TEXT BLOCK:
--------------------------------

Fwd: iwlagn is getting very shaky

From: Richard Yao
Date: Wed Oct 26 2011 - 20:05:48 EST


Dear Wey,

Here is the message that I sent earlier.

Yours truly,
Richard Yao

---------- Forwarded message ----------
From: Richard Yao <ryao@xxxxxxxxxxxxxxxxx>
Date: Wed, Oct 26, 2011 at 12:19 AM
Subject: Re: iwlagn is getting very shaky
To: linux-kernel@xxxxxxxxxxxxxxx
Cc: preining@xxxxxxxx


Dear Everyone,

I have always had issues with Wi-Fi at my university, although they
became particularly acute. The problem is characterized by an
inordinate number of Tx excessive retries like what Norbert posted. I
had been holding off on reporting this out of fear that my report
wouldn't be good enough, but now that I see Norbert reported it, I
thought I would contribute my findings.

When I looked into this, I found that the wireless spectrum on my
university is absurdly crowded. "iwlist wlan0 scan" reveals roughly
100 access points at any given time, many of which have the same SSID.
It is worst in the library, which probably one of the most densely
populated buildings. This appears to be linked to the hidden node
problem:

http://en.wikipedia.org/wiki/Hidden_node_problem

I found a few issues in the wireless stack that appear to exacerbate
this problem. The first of which is a kernel problem. The iwlagn
driver does not support "auto" for the rts and frag settings, so they
default to off. I tried fiddling with various settings, but the only
one that seems to make a difference is rts, which at the moment I have
set to 0, which should turn it on and transmit a request to send for
all traffic. I configured my laptop to set rts to 0 on boot and the
results were remarkable. I went from having to wait 30 minutes to an
hour to get a connection that would only last for 2 minutes if I was
lucky to being able to obtain a relatively stable connection within a
few minutes.

--------------------------------

ENTRIES PROVIDED:
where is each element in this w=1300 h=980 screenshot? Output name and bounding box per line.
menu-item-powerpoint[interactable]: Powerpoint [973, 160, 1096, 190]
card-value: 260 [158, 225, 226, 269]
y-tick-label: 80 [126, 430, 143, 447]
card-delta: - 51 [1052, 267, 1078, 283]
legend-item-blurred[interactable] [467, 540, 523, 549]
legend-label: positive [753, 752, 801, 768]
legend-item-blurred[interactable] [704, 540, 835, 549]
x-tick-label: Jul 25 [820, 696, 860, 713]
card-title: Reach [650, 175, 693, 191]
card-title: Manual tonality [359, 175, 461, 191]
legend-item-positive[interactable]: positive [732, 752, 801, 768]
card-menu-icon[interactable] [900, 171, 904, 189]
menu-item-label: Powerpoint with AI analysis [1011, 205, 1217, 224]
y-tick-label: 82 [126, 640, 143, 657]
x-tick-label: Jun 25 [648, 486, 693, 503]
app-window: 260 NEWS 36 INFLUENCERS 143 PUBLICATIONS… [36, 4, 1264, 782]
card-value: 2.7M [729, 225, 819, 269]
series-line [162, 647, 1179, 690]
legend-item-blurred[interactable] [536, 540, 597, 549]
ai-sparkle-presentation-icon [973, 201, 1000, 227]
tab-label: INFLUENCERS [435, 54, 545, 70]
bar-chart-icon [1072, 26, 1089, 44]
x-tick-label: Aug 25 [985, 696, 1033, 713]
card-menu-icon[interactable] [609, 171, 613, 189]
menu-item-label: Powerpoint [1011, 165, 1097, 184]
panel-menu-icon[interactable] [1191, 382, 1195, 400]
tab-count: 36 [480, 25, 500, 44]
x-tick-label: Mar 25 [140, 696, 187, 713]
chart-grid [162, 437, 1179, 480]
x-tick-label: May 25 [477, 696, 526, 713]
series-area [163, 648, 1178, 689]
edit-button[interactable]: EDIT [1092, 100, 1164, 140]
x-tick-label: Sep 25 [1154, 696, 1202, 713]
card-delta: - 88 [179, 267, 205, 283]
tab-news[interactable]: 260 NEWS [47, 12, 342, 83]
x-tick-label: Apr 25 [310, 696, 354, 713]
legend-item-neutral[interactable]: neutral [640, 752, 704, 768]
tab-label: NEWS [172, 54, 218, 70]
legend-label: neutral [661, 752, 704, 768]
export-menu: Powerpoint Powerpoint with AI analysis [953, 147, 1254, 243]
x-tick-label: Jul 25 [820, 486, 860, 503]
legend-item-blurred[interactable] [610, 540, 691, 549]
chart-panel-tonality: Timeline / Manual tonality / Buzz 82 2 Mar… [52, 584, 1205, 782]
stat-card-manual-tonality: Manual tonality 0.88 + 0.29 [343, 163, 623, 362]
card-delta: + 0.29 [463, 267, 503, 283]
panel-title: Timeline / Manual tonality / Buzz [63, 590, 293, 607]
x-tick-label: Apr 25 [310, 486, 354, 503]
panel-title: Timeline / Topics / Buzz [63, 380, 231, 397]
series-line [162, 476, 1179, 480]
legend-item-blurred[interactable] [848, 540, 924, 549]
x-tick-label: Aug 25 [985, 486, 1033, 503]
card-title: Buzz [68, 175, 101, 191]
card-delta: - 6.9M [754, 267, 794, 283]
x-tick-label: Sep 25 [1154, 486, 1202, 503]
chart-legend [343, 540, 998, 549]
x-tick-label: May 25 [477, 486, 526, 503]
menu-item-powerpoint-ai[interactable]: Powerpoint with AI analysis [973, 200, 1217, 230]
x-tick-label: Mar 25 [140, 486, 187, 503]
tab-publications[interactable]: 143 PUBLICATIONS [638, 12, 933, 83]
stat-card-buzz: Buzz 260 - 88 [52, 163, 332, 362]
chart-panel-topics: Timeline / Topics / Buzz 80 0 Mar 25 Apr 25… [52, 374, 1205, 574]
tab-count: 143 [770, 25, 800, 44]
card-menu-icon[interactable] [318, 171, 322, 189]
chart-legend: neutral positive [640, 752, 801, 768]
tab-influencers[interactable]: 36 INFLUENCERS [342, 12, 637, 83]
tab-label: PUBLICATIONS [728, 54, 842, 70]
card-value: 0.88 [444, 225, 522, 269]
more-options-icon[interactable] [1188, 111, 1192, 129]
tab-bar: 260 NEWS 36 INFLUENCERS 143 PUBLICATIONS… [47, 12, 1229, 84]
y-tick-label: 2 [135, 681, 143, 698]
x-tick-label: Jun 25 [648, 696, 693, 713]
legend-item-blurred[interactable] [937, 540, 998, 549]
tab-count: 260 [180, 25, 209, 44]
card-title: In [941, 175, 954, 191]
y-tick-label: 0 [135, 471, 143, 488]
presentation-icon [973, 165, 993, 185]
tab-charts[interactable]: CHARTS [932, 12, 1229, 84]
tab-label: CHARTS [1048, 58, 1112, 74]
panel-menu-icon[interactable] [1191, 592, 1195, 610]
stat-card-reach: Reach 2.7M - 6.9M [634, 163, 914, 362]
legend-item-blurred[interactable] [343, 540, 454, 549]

--------------------------------

PROBLEM SET:
1. List the header field labels that appear in the forwarded message within the iwlagn post.
2. According to the iwlagn post, how many access points does "iwlist wlan0 scan" reveal at any given time?
3. Quote the iwlagn post starting at the words "When I looked" and ending after "the same SSID.".

ANSWERS PER TASK:
1. From, Date, Subject, To, Cc

2. Roughly 100.

3.
When I looked into this, I found that the wireless spectrum on my
university is absurdly crowded. "iwlist wlan0 scan" reveals roughly
100 access points at any given time, many of which have the same SSID.